# [To be done]
Pull out every line in the data that has the string "xlabel" in it.

Collection entries:
^^^^^^^^^^^^^^^^

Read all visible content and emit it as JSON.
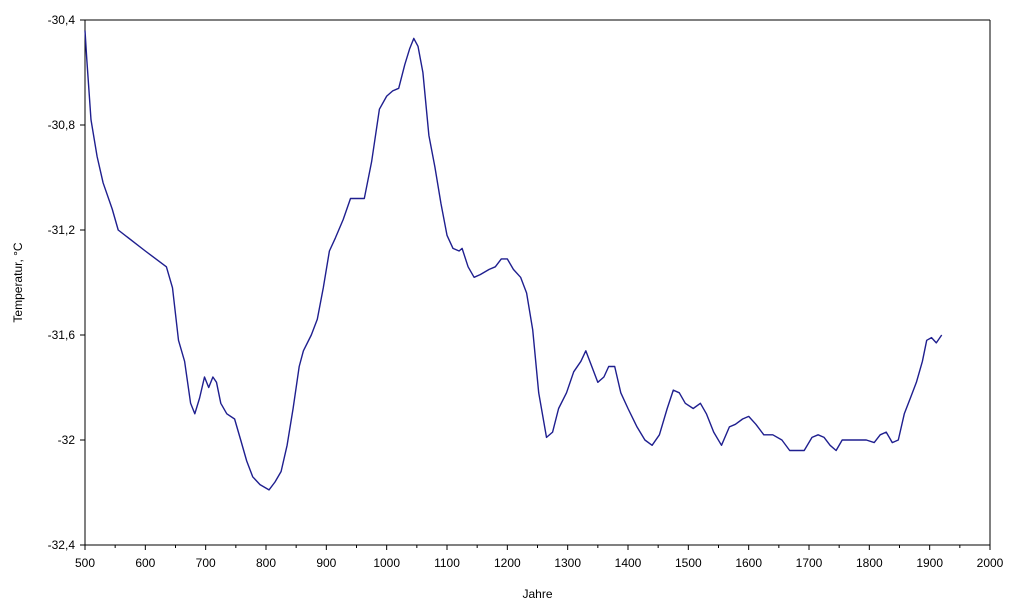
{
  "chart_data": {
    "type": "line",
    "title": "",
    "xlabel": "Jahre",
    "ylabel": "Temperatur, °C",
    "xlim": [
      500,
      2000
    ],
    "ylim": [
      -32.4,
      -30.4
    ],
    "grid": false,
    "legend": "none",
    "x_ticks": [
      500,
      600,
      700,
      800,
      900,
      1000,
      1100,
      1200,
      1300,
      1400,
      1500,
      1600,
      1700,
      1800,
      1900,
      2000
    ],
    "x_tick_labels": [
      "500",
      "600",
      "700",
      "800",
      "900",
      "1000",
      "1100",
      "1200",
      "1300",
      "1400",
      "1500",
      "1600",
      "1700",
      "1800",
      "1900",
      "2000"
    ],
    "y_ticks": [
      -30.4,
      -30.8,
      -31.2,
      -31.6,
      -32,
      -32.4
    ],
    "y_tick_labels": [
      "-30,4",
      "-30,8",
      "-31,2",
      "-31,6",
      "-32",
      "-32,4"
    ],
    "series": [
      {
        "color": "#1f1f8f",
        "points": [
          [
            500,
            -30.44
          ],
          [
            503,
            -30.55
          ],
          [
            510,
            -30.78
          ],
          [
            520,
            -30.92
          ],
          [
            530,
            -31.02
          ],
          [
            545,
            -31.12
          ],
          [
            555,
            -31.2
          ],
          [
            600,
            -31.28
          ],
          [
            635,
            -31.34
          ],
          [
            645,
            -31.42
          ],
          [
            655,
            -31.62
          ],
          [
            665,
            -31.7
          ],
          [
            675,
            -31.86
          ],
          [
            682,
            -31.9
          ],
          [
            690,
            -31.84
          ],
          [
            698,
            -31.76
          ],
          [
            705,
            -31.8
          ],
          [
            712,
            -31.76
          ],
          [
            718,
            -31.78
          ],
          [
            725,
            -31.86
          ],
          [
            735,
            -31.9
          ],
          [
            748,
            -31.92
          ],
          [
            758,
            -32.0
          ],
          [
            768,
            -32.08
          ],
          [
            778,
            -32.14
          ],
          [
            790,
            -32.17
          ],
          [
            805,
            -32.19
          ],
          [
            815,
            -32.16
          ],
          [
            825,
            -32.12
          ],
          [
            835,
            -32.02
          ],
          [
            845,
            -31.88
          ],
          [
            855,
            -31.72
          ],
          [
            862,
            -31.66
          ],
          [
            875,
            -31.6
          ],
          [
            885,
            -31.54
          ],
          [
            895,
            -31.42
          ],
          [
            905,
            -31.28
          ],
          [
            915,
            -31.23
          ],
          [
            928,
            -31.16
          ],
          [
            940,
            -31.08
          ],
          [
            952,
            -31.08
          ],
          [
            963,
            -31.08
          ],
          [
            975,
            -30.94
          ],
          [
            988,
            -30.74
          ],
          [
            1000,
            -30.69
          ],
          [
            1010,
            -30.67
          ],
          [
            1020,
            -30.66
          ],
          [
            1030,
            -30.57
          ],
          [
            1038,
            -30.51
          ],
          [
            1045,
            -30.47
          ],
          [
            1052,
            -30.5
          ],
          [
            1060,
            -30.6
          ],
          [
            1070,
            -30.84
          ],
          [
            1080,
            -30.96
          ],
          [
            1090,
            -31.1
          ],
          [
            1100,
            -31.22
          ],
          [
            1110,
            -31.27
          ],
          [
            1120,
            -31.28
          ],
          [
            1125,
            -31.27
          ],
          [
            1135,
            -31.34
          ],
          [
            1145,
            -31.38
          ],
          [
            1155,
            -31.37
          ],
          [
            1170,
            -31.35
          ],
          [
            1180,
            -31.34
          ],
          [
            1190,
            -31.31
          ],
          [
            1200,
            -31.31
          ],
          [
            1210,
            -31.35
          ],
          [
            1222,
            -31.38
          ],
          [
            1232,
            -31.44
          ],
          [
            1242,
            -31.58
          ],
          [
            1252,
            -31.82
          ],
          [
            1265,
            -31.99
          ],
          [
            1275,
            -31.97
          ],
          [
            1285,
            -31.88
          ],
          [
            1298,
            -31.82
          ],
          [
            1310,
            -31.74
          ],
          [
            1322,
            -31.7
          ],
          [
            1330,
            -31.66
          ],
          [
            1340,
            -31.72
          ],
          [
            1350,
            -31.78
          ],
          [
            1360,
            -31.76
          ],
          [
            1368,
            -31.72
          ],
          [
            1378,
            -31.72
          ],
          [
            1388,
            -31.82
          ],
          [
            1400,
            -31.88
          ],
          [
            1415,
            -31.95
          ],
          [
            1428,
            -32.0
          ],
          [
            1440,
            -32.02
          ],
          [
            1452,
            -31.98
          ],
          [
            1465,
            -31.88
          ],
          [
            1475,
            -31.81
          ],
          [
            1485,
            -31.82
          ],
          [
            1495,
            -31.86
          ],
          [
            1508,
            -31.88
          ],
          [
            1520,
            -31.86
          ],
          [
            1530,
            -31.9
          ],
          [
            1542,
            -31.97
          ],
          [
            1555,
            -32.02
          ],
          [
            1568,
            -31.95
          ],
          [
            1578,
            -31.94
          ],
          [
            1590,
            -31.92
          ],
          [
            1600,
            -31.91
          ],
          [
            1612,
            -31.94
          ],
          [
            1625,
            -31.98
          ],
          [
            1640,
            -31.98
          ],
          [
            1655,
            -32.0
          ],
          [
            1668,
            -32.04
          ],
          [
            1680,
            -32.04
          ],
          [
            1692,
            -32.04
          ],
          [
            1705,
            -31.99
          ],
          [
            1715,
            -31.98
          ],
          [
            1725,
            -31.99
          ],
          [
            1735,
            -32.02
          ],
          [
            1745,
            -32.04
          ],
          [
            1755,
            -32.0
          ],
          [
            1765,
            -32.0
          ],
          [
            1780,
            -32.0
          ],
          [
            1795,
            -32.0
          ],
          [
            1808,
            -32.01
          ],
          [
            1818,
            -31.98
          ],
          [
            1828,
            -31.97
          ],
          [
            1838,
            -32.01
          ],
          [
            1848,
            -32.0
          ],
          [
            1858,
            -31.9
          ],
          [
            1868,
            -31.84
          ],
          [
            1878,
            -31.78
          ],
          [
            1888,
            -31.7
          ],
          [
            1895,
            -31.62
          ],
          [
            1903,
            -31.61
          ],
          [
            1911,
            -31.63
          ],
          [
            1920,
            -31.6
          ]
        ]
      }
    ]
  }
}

^^^^^^^^^^^^^^^^

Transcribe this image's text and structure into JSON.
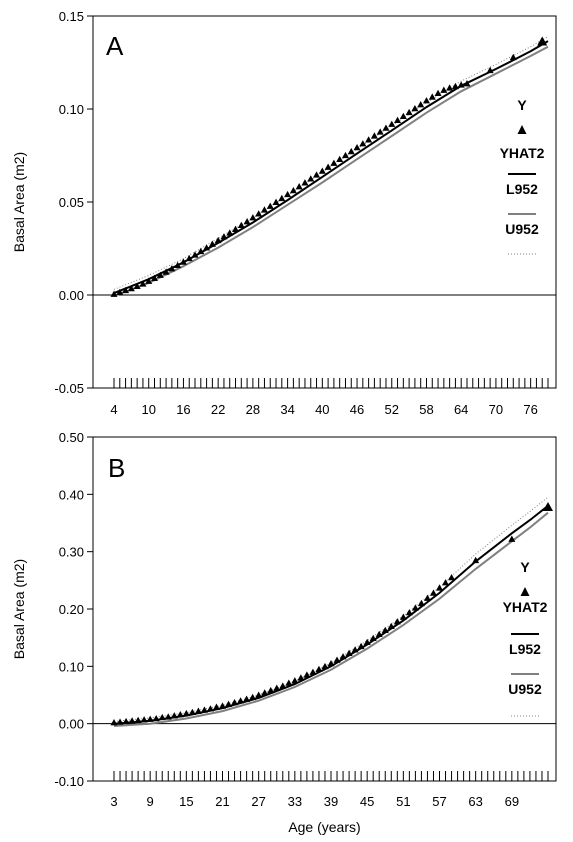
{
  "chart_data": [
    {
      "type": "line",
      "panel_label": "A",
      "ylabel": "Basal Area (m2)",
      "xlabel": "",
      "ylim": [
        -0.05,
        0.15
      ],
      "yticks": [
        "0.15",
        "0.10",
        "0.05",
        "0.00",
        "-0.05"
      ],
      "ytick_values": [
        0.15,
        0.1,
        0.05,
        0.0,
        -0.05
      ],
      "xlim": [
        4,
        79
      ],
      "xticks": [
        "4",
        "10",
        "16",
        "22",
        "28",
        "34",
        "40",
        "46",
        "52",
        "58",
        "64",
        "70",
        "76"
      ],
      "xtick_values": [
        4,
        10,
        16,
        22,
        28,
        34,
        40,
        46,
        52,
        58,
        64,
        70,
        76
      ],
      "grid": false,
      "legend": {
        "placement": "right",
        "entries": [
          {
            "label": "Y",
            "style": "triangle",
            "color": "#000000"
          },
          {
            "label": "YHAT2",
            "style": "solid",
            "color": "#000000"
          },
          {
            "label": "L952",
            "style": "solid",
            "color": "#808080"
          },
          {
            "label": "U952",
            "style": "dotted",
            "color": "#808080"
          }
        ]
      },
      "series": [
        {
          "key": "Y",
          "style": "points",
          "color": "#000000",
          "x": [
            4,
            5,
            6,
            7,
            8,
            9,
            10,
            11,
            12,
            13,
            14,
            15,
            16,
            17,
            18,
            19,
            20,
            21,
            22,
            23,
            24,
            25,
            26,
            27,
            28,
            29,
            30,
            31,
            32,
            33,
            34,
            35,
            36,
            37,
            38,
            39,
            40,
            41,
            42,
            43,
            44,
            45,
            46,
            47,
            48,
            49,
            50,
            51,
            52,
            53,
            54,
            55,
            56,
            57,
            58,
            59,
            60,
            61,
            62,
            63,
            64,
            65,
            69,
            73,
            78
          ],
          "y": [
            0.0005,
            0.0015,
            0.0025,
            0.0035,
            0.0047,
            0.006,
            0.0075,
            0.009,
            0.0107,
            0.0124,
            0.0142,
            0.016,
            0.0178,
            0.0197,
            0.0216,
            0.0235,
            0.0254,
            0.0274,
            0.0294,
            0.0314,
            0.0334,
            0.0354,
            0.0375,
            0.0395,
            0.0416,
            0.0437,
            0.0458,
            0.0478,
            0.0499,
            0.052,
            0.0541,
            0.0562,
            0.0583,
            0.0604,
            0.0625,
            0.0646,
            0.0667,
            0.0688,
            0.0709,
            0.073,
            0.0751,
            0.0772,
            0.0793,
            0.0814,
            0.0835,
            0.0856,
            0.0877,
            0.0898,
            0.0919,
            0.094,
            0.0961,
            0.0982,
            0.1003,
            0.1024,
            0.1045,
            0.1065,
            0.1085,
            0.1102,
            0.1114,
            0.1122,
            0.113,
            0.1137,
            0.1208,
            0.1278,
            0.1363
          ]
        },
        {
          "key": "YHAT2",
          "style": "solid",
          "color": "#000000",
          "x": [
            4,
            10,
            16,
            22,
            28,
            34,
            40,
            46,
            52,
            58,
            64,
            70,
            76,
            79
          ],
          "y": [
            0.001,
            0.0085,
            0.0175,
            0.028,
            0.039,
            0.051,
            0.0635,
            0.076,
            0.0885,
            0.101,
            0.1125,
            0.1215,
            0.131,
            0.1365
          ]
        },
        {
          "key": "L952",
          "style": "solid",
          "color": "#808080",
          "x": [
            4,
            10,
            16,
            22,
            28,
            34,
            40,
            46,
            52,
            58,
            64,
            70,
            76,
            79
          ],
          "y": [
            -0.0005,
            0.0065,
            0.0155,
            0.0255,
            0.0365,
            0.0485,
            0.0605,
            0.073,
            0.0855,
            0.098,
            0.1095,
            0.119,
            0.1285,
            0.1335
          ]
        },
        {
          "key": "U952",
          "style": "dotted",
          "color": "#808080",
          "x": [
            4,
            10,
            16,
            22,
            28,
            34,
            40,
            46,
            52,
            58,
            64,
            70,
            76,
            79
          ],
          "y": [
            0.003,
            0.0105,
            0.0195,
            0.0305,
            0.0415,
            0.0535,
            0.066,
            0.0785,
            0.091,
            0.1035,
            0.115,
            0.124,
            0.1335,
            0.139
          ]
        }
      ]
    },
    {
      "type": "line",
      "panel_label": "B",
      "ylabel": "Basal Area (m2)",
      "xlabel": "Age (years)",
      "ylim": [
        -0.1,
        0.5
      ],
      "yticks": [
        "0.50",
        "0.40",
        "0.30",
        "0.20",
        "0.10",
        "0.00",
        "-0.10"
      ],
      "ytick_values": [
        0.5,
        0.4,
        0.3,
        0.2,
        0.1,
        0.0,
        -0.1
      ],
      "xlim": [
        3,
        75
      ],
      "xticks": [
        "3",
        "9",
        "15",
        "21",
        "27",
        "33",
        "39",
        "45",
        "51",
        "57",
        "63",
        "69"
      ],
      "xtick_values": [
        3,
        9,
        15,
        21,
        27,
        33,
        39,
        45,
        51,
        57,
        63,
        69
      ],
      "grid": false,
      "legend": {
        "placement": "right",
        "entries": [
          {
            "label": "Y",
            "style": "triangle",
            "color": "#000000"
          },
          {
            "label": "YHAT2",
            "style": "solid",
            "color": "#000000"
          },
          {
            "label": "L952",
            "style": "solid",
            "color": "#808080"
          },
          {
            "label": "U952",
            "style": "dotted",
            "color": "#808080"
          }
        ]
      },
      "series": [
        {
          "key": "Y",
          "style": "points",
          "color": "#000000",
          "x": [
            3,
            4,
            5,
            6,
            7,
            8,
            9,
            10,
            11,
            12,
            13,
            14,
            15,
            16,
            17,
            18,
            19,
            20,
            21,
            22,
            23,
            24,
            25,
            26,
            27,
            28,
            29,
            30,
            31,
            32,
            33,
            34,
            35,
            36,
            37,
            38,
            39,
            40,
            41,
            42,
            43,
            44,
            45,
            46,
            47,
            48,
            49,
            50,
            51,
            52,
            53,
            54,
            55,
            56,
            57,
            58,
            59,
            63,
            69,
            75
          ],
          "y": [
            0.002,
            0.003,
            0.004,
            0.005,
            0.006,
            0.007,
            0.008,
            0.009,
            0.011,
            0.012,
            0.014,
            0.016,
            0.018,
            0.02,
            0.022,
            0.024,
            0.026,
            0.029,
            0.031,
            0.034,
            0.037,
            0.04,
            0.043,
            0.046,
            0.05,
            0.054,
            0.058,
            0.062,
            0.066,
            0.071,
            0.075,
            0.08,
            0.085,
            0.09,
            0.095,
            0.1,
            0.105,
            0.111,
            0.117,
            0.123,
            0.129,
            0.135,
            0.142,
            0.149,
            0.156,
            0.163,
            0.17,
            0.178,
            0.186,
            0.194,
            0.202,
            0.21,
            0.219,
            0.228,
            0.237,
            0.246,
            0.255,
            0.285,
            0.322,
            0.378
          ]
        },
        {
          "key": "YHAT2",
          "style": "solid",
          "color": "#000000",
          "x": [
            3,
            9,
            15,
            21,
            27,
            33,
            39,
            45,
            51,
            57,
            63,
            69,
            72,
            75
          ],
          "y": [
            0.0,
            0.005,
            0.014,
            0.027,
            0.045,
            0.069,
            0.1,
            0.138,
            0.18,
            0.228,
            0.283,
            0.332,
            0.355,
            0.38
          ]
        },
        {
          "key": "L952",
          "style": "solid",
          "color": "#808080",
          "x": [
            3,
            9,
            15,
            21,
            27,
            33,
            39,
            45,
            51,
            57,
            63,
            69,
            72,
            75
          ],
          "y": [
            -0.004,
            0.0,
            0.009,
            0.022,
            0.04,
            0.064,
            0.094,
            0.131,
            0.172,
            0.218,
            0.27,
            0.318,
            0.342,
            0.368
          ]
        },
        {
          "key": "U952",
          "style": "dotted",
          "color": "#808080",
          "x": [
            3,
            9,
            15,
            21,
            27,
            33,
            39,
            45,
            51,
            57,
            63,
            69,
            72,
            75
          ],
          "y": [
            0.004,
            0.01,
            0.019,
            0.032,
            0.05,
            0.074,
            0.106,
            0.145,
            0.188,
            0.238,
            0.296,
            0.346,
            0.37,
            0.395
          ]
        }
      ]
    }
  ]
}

^^^^^^^^^^^^^^^^

# [Output below]
    "xlabel": "Jahre",
      "xlabel": "",
      "xlabel": "Age (years)",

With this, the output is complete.